WORK REQUEST ::
Return each line below holding the string "panel".

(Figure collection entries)

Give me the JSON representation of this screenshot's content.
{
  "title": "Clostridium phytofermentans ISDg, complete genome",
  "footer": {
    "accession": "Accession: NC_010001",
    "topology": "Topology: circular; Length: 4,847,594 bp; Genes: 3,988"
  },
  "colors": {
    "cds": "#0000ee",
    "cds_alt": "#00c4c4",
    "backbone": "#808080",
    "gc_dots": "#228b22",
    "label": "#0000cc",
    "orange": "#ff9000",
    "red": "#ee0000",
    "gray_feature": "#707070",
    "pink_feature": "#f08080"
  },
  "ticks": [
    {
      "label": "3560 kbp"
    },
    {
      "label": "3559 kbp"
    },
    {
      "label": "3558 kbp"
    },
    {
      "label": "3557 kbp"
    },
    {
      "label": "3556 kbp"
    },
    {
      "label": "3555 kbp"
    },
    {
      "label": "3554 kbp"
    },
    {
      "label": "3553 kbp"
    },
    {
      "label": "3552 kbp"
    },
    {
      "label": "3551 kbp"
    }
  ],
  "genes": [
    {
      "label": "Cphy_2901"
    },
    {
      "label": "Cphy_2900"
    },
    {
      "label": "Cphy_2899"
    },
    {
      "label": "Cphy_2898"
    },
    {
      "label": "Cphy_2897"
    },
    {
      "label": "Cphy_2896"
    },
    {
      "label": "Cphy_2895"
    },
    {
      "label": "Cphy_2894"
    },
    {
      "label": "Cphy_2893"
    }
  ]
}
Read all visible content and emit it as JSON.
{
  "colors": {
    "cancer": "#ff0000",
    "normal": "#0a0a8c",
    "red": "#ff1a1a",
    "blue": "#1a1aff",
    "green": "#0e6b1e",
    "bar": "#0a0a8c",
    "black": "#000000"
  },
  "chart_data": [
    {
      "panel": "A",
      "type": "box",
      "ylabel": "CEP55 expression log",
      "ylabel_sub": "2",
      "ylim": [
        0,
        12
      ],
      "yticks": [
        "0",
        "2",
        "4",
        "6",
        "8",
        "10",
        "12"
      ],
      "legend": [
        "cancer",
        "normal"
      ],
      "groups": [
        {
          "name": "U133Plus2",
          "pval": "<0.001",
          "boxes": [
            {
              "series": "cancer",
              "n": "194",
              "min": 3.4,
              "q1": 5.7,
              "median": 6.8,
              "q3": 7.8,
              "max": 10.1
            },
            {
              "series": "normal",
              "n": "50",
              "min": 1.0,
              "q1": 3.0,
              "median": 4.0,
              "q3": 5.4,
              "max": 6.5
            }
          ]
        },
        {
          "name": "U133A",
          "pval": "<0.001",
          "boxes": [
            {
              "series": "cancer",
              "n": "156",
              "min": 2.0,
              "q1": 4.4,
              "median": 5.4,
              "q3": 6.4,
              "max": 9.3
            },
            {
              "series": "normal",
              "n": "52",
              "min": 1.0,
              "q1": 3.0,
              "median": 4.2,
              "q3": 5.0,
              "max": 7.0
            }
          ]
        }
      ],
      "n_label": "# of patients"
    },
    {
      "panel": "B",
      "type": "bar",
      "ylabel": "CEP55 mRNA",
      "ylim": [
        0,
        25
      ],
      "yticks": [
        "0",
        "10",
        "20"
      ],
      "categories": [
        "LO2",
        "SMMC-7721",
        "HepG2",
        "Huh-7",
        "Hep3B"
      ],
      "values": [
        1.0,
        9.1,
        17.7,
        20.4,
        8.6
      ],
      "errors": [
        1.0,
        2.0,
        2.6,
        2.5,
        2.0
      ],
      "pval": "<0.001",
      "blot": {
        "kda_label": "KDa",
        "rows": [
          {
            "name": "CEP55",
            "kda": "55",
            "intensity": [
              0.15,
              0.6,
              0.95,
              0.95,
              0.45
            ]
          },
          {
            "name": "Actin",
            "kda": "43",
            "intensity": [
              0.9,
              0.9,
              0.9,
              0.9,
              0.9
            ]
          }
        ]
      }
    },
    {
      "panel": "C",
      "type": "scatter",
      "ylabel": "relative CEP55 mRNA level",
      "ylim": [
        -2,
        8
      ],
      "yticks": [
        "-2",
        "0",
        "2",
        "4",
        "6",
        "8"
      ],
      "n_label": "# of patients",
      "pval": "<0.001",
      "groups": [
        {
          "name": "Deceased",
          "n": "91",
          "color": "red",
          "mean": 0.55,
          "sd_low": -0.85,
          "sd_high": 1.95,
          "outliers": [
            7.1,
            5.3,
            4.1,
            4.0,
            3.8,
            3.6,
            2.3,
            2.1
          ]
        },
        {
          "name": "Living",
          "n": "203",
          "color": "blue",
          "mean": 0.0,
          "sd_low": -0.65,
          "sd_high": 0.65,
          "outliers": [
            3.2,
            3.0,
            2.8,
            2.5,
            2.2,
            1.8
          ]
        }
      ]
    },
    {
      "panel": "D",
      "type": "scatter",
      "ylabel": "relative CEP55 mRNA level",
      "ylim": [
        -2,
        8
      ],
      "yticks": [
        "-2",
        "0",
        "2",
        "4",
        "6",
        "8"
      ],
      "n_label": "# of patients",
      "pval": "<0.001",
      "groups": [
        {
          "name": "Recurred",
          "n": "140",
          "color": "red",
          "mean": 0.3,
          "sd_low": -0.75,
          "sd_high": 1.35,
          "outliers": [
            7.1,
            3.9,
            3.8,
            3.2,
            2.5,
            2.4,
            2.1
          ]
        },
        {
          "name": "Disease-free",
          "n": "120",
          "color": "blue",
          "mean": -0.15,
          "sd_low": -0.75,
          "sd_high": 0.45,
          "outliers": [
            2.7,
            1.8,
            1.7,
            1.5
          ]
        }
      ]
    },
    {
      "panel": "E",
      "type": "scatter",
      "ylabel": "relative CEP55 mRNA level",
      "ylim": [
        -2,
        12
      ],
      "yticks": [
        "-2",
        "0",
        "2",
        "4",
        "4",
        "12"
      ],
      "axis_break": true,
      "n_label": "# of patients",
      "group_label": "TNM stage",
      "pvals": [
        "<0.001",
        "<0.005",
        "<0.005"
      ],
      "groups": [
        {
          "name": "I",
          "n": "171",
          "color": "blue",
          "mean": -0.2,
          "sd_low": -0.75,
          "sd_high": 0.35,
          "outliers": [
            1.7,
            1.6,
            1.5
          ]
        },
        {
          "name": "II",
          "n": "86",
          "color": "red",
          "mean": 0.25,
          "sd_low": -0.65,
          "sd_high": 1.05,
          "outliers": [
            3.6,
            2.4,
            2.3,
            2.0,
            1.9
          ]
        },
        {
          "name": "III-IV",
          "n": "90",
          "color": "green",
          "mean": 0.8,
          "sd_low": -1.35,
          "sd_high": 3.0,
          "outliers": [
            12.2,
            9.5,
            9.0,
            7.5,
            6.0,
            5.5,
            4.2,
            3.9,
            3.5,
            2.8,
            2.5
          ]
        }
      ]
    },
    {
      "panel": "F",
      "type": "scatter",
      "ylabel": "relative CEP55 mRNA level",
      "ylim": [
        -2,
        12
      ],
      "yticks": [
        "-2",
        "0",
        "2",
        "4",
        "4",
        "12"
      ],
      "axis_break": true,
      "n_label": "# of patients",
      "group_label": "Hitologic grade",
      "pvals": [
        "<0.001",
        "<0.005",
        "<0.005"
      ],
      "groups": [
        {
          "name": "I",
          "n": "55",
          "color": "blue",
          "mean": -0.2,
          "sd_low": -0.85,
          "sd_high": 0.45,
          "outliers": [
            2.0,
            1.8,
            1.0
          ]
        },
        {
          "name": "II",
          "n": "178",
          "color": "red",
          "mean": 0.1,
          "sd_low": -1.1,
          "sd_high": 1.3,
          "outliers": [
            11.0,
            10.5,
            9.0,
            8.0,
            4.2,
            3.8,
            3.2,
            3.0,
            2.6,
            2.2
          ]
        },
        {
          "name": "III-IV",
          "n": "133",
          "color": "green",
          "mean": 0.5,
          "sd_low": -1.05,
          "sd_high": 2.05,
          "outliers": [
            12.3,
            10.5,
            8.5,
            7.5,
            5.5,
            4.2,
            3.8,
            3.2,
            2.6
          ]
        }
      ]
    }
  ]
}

TASK OUTPUT ::
      "panel": "A",
      "panel": "B",
      "panel": "C",
      "panel": "D",
      "panel": "E",
      "panel": "F",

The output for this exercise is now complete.